- What is needed: Of the lines below, count those containing the word "around". Reply with the number alone.

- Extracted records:
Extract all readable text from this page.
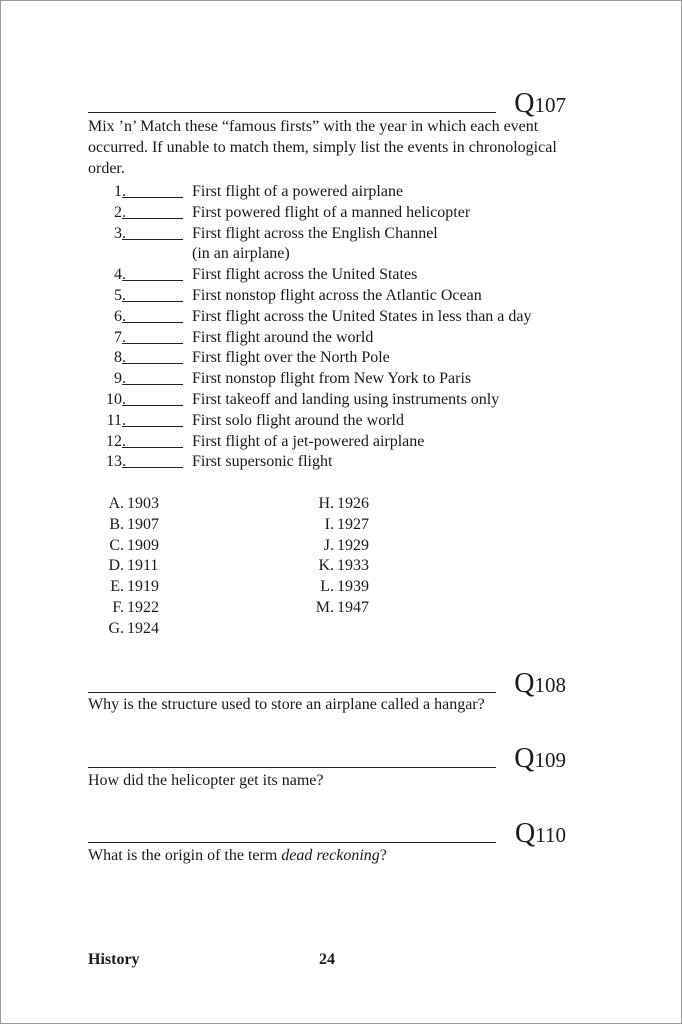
Q107
Mix ’n’ Match these “famous firsts” with the year in which each event occurred. If unable to match them, simply list the events in chronological order.
1.	First flight of a powered airplane
2.	First powered flight of a manned helicopter
3.	First flight across the English Channel
(in an airplane)
4.	First flight across the United States
5.	First nonstop flight across the Atlantic Ocean
6.	First flight across the United States in less than a day
7.	First flight around the world
8.	First flight over the North Pole
9.	First nonstop flight from New York to Paris
10.	First takeoff and landing using instruments only
11.	First solo flight around the world
12.	First flight of a jet-powered airplane
13.	First supersonic flight
A. 1903
B. 1907
C. 1909
D. 1911
E. 1919
F. 1922
G. 1924
H. 1926
I. 1927
J. 1929
K. 1933
L. 1939
M. 1947
Q108
Why is the structure used to store an airplane called a hangar?
Q109
How did the helicopter get its name?
Q110
What is the origin of the term dead reckoning?
History	24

- Final answer: 2